#### WHAT IS BEING ASKED:
Every record below should be printed exactly as it appears.

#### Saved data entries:
★ ★ ★ ★ ★ ★ ★
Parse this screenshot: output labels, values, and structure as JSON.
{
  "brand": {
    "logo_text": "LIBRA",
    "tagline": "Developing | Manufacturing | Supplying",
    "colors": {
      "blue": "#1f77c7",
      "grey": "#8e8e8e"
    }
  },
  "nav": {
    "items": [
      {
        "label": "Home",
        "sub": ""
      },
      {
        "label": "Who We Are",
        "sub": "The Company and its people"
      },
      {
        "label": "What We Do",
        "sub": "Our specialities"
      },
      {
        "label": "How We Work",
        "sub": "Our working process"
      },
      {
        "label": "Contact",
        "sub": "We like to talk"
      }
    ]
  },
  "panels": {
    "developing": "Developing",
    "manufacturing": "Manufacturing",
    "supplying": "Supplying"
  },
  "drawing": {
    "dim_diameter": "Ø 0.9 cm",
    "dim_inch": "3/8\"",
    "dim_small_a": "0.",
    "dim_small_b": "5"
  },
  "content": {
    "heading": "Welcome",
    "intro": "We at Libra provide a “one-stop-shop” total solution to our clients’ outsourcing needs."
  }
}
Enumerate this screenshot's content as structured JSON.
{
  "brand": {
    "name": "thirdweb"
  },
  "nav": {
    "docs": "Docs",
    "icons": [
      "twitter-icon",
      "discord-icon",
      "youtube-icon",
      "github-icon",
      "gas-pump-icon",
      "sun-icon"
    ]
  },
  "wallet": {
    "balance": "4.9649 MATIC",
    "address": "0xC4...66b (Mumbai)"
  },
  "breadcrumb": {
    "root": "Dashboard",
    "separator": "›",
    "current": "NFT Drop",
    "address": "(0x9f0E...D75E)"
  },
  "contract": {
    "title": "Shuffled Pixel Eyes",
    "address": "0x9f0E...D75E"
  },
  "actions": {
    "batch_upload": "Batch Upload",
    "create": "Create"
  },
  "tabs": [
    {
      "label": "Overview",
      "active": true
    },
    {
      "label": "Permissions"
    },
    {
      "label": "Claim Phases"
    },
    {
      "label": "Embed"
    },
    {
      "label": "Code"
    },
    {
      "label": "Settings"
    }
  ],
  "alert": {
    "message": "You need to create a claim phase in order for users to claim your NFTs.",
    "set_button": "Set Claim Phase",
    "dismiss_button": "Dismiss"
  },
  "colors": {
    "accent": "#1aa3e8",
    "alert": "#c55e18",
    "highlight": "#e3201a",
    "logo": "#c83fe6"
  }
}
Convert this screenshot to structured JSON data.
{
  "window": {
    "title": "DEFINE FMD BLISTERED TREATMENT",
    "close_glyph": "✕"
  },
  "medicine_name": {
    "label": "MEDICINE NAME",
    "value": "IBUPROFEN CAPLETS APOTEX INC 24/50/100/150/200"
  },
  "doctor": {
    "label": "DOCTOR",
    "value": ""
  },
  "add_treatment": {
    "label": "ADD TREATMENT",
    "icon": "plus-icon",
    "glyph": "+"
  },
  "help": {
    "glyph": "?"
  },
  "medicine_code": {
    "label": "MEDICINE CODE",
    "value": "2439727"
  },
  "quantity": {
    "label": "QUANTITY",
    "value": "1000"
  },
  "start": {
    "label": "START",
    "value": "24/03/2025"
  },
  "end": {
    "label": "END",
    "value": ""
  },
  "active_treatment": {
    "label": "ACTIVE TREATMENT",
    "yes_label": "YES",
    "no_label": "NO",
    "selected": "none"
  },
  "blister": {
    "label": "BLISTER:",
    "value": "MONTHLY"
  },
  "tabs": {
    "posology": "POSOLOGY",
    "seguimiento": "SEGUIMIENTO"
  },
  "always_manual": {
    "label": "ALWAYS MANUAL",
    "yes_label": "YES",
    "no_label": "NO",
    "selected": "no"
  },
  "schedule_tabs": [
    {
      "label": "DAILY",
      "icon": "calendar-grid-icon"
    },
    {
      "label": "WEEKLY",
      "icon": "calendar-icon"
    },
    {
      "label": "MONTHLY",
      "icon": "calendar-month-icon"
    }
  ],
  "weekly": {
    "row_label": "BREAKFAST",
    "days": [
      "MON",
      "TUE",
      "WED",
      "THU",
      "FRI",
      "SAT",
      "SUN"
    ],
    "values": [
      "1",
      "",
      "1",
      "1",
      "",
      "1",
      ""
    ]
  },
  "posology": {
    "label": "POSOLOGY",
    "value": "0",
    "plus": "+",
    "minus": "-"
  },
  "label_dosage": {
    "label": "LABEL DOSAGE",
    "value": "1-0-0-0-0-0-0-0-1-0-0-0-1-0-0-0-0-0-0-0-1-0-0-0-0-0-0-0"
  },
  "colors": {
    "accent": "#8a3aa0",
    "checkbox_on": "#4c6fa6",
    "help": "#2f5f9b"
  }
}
★ ★ ★ ★ ★ ★ ★
#### FULL OUTPUT:
Parse this screenshot: output labels, values, and structure as JSON.
{
  "brand": {
    "logo_text": "LIBRA",
    "tagline": "Developing | Manufacturing | Supplying",
    "colors": {
      "blue": "#1f77c7",
      "grey": "#8e8e8e"
    }
  },
  "nav": {
    "items": [
      {
        "label": "Home",
        "sub": ""
      },
      {
        "label": "Who We Are",
        "sub": "The Company and its people"
      },
      {
        "label": "What We Do",
        "sub": "Our specialities"
      },
      {
        "label": "How We Work",
        "sub": "Our working process"
      },
      {
        "label": "Contact",
        "sub": "We like to talk"
      }
    ]
  },
  "panels": {
    "developing": "Developing",
    "manufacturing": "Manufacturing",
    "supplying": "Supplying"
  },
  "drawing": {
    "dim_diameter": "Ø 0.9 cm",
    "dim_inch": "3/8\"",
    "dim_small_a": "0.",
    "dim_small_b": "5"
  },
  "content": {
    "heading": "Welcome",
    "intro": "We at Libra provide a “one-stop-shop” total solution to our clients’ outsourcing needs."
  }
}
Enumerate this screenshot's content as structured JSON.
{
  "brand": {
    "name": "thirdweb"
  },
  "nav": {
    "docs": "Docs",
    "icons": [
      "twitter-icon",
      "discord-icon",
      "youtube-icon",
      "github-icon",
      "gas-pump-icon",
      "sun-icon"
    ]
  },
  "wallet": {
    "balance": "4.9649 MATIC",
    "address": "0xC4...66b (Mumbai)"
  },
  "breadcrumb": {
    "root": "Dashboard",
    "separator": "›",
    "current": "NFT Drop",
    "address": "(0x9f0E...D75E)"
  },
  "contract": {
    "title": "Shuffled Pixel Eyes",
    "address": "0x9f0E...D75E"
  },
  "actions": {
    "batch_upload": "Batch Upload",
    "create": "Create"
  },
  "tabs": [
    {
      "label": "Overview",
      "active": true
    },
    {
      "label": "Permissions"
    },
    {
      "label": "Claim Phases"
    },
    {
      "label": "Embed"
    },
    {
      "label": "Code"
    },
    {
      "label": "Settings"
    }
  ],
  "alert": {
    "message": "You need to create a claim phase in order for users to claim your NFTs.",
    "set_button": "Set Claim Phase",
    "dismiss_button": "Dismiss"
  },
  "colors": {
    "accent": "#1aa3e8",
    "alert": "#c55e18",
    "highlight": "#e3201a",
    "logo": "#c83fe6"
  }
}
Convert this screenshot to structured JSON data.
{
  "window": {
    "title": "DEFINE FMD BLISTERED TREATMENT",
    "close_glyph": "✕"
  },
  "medicine_name": {
    "label": "MEDICINE NAME",
    "value": "IBUPROFEN CAPLETS APOTEX INC 24/50/100/150/200"
  },
  "doctor": {
    "label": "DOCTOR",
    "value": ""
  },
  "add_treatment": {
    "label": "ADD TREATMENT",
    "icon": "plus-icon",
    "glyph": "+"
  },
  "help": {
    "glyph": "?"
  },
  "medicine_code": {
    "label": "MEDICINE CODE",
    "value": "2439727"
  },
  "quantity": {
    "label": "QUANTITY",
    "value": "1000"
  },
  "start": {
    "label": "START",
    "value": "24/03/2025"
  },
  "end": {
    "label": "END",
    "value": ""
  },
  "active_treatment": {
    "label": "ACTIVE TREATMENT",
    "yes_label": "YES",
    "no_label": "NO",
    "selected": "none"
  },
  "blister": {
    "label": "BLISTER:",
    "value": "MONTHLY"
  },
  "tabs": {
    "posology": "POSOLOGY",
    "seguimiento": "SEGUIMIENTO"
  },
  "always_manual": {
    "label": "ALWAYS MANUAL",
    "yes_label": "YES",
    "no_label": "NO",
    "selected": "no"
  },
  "schedule_tabs": [
    {
      "label": "DAILY",
      "icon": "calendar-grid-icon"
    },
    {
      "label": "WEEKLY",
      "icon": "calendar-icon"
    },
    {
      "label": "MONTHLY",
      "icon": "calendar-month-icon"
    }
  ],
  "weekly": {
    "row_label": "BREAKFAST",
    "days": [
      "MON",
      "TUE",
      "WED",
      "THU",
      "FRI",
      "SAT",
      "SUN"
    ],
    "values": [
      "1",
      "",
      "1",
      "1",
      "",
      "1",
      ""
    ]
  },
  "posology": {
    "label": "POSOLOGY",
    "value": "0",
    "plus": "+",
    "minus": "-"
  },
  "label_dosage": {
    "label": "LABEL DOSAGE",
    "value": "1-0-0-0-0-0-0-0-1-0-0-0-1-0-0-0-0-0-0-0-1-0-0-0-0-0-0-0"
  },
  "colors": {
    "accent": "#8a3aa0",
    "checkbox_on": "#4c6fa6",
    "help": "#2f5f9b"
  }
}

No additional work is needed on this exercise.